--- WHAT YOU HAVE TO DO ---
Your task is to transcribe the entries below exactly, beginning with the line containing "Enumerate this screenshot's" and ending with the final line, and to add nothing else.

--- EXCERPTED RECORDS ---

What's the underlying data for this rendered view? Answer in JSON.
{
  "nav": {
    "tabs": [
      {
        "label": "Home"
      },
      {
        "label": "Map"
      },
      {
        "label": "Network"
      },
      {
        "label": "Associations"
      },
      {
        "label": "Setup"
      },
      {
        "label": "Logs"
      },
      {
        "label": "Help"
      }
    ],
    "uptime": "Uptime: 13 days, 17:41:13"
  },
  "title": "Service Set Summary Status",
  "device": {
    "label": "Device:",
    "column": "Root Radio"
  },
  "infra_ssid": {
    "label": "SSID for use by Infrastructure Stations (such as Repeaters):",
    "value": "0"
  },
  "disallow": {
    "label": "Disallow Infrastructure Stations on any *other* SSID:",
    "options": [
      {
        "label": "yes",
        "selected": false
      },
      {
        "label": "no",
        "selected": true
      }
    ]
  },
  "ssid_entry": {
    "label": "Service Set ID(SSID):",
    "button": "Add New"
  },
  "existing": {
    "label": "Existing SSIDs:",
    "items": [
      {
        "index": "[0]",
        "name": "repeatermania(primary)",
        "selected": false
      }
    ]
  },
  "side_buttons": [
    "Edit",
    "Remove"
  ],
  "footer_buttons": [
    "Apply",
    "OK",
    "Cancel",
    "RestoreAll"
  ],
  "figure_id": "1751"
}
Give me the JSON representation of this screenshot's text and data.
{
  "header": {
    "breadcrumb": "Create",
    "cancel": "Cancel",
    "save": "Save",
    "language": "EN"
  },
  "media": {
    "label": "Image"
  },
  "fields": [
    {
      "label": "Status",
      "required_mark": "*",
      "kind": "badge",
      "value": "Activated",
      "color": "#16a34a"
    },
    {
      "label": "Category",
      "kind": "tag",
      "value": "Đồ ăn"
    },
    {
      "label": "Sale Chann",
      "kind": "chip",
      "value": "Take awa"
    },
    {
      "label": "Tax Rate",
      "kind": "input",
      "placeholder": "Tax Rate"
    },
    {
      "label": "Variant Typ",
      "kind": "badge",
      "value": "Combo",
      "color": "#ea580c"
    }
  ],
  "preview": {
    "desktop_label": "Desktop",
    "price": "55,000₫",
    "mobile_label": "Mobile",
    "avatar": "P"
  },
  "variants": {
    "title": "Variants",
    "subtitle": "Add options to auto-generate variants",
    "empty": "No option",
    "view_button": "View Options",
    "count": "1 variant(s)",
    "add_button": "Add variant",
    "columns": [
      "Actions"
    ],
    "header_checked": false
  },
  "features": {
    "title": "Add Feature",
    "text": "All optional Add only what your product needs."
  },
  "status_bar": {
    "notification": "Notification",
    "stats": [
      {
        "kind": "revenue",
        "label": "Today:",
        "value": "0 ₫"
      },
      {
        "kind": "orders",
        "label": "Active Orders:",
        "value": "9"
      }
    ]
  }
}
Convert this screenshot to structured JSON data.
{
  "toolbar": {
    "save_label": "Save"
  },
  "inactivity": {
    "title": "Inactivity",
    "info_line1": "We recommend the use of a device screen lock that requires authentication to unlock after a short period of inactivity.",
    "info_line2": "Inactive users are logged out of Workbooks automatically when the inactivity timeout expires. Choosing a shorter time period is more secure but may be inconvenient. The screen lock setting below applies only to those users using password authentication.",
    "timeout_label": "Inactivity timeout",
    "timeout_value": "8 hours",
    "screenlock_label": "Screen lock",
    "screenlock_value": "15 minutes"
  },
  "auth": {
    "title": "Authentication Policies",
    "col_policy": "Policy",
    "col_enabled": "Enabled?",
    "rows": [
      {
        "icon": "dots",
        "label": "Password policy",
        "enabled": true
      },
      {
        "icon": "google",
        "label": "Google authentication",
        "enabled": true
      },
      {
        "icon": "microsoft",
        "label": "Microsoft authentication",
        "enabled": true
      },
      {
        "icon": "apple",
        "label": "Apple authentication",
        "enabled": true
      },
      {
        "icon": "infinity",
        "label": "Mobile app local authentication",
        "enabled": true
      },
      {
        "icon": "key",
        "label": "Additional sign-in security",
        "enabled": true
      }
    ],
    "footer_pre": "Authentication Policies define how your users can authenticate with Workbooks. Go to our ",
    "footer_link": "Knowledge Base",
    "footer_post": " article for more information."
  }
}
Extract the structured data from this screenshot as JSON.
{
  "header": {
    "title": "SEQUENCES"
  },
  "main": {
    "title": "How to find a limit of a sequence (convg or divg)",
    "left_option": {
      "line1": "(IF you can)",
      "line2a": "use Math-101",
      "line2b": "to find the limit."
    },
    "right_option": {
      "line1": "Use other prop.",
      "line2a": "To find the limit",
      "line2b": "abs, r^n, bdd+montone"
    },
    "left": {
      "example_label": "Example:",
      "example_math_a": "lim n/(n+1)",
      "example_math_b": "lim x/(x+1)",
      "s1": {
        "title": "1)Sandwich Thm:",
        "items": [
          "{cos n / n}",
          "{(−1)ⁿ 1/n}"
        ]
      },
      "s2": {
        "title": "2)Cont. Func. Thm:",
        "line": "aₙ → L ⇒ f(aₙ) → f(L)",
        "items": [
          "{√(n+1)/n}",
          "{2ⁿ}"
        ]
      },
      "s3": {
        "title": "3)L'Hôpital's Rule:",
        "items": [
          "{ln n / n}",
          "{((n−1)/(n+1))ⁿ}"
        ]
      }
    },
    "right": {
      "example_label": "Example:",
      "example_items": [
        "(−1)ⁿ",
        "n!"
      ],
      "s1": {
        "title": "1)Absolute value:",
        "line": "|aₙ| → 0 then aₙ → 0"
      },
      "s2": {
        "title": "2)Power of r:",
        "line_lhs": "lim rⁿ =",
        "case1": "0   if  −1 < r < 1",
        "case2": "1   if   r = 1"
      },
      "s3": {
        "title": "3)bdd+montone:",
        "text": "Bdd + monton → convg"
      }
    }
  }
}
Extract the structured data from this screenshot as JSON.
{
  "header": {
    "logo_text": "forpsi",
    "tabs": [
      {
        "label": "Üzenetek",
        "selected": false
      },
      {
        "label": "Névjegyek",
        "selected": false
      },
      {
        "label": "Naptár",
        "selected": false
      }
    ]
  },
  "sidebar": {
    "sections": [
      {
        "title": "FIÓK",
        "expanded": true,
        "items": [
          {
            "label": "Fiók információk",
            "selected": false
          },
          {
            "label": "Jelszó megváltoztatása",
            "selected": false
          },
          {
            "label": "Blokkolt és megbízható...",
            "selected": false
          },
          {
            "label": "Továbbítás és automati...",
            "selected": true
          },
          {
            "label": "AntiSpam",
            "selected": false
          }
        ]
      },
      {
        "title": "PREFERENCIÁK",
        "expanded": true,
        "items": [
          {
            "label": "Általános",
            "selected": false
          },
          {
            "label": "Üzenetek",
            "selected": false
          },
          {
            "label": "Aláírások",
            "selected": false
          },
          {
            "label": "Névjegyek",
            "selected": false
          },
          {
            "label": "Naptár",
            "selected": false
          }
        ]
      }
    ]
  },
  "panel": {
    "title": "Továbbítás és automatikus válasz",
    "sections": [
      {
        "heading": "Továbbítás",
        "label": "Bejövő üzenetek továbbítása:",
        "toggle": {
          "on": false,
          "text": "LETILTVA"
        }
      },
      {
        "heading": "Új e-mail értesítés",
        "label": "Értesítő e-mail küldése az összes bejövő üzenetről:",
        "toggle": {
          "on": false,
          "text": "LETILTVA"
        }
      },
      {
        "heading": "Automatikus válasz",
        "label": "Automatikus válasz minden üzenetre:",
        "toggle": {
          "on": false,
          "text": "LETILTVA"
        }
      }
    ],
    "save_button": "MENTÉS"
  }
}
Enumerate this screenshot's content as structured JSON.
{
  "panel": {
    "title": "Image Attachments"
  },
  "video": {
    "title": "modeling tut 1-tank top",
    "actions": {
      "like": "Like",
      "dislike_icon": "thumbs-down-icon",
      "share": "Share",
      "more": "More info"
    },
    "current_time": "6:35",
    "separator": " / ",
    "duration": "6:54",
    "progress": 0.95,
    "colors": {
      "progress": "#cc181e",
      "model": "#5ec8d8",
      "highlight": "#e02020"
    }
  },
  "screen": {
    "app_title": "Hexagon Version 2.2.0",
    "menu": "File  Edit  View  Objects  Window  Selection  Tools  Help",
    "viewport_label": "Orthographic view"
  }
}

--- TASK RESPONSE ---
Enumerate this screenshot's content as structured JSON.
{
  "panel": {
    "title": "Image Attachments"
  },
  "video": {
    "title": "modeling tut 1-tank top",
    "actions": {
      "like": "Like",
      "dislike_icon": "thumbs-down-icon",
      "share": "Share",
      "more": "More info"
    },
    "current_time": "6:35",
    "separator": " / ",
    "duration": "6:54",
    "progress": 0.95,
    "colors": {
      "progress": "#cc181e",
      "model": "#5ec8d8",
      "highlight": "#e02020"
    }
  },
  "screen": {
    "app_title": "Hexagon Version 2.2.0",
    "menu": "File  Edit  View  Objects  Window  Selection  Tools  Help",
    "viewport_label": "Orthographic view"
  }
}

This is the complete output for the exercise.